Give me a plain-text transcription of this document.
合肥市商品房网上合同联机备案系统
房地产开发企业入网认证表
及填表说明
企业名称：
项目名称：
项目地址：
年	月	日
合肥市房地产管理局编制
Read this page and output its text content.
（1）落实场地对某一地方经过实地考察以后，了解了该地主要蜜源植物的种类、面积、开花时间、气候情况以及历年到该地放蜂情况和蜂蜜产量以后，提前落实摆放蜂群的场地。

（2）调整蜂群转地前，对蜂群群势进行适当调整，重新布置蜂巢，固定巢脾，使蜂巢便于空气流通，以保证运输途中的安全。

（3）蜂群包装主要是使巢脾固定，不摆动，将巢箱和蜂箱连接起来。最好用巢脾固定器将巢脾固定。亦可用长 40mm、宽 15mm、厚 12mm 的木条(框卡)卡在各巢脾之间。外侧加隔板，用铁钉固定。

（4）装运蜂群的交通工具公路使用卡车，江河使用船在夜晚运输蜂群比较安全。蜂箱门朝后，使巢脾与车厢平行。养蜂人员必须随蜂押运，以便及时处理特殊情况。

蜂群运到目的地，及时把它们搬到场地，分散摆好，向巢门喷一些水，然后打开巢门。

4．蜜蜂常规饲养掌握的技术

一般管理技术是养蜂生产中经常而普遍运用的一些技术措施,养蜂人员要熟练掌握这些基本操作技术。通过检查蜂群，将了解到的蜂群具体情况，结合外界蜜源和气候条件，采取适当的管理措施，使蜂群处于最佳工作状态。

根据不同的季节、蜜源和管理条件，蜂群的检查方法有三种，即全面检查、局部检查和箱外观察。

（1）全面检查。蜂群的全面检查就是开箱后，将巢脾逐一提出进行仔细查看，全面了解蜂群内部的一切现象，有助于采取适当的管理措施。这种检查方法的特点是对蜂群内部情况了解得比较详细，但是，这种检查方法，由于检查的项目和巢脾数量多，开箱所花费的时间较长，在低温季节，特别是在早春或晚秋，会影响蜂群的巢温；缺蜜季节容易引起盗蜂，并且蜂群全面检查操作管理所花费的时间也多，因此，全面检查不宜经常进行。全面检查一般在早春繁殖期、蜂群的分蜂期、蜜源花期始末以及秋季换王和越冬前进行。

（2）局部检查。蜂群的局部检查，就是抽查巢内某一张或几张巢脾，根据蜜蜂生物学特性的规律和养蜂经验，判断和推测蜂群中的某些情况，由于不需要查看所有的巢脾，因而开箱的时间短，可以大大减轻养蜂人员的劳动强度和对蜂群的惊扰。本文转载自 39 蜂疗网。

--------

Copy out each line above, character for character.

Give me a plain-text transcription of this document.
合肥市商品房网上合同联机备案系统
房地产开发企业入网认证表
及填表说明
企业名称：
项目名称：
项目地址：
年	月	日
合肥市房地产管理局编制
Read this page and output its text content.
（1）落实场地对某一地方经过实地考察以后，了解了该地主要蜜源植物的种类、面积、开花时间、气候情况以及历年到该地放蜂情况和蜂蜜产量以后，提前落实摆放蜂群的场地。

（2）调整蜂群转地前，对蜂群群势进行适当调整，重新布置蜂巢，固定巢脾，使蜂巢便于空气流通，以保证运输途中的安全。

（3）蜂群包装主要是使巢脾固定，不摆动，将巢箱和蜂箱连接起来。最好用巢脾固定器将巢脾固定。亦可用长 40mm、宽 15mm、厚 12mm 的木条(框卡)卡在各巢脾之间。外侧加隔板，用铁钉固定。

（4）装运蜂群的交通工具公路使用卡车，江河使用船在夜晚运输蜂群比较安全。蜂箱门朝后，使巢脾与车厢平行。养蜂人员必须随蜂押运，以便及时处理特殊情况。

蜂群运到目的地，及时把它们搬到场地，分散摆好，向巢门喷一些水，然后打开巢门。

4．蜜蜂常规饲养掌握的技术

一般管理技术是养蜂生产中经常而普遍运用的一些技术措施,养蜂人员要熟练掌握这些基本操作技术。通过检查蜂群，将了解到的蜂群具体情况，结合外界蜜源和气候条件，采取适当的管理措施，使蜂群处于最佳工作状态。

根据不同的季节、蜜源和管理条件，蜂群的检查方法有三种，即全面检查、局部检查和箱外观察。

（1）全面检查。蜂群的全面检查就是开箱后，将巢脾逐一提出进行仔细查看，全面了解蜂群内部的一切现象，有助于采取适当的管理措施。这种检查方法的特点是对蜂群内部情况了解得比较详细，但是，这种检查方法，由于检查的项目和巢脾数量多，开箱所花费的时间较长，在低温季节，特别是在早春或晚秋，会影响蜂群的巢温；缺蜜季节容易引起盗蜂，并且蜂群全面检查操作管理所花费的时间也多，因此，全面检查不宜经常进行。全面检查一般在早春繁殖期、蜂群的分蜂期、蜜源花期始末以及秋季换王和越冬前进行。

（2）局部检查。蜂群的局部检查，就是抽查巢内某一张或几张巢脾，根据蜜蜂生物学特性的规律和养蜂经验，判断和推测蜂群中的某些情况，由于不需要查看所有的巢脾，因而开箱的时间短，可以大大减轻养蜂人员的劳动强度和对蜂群的惊扰。本文转载自 39 蜂疗网。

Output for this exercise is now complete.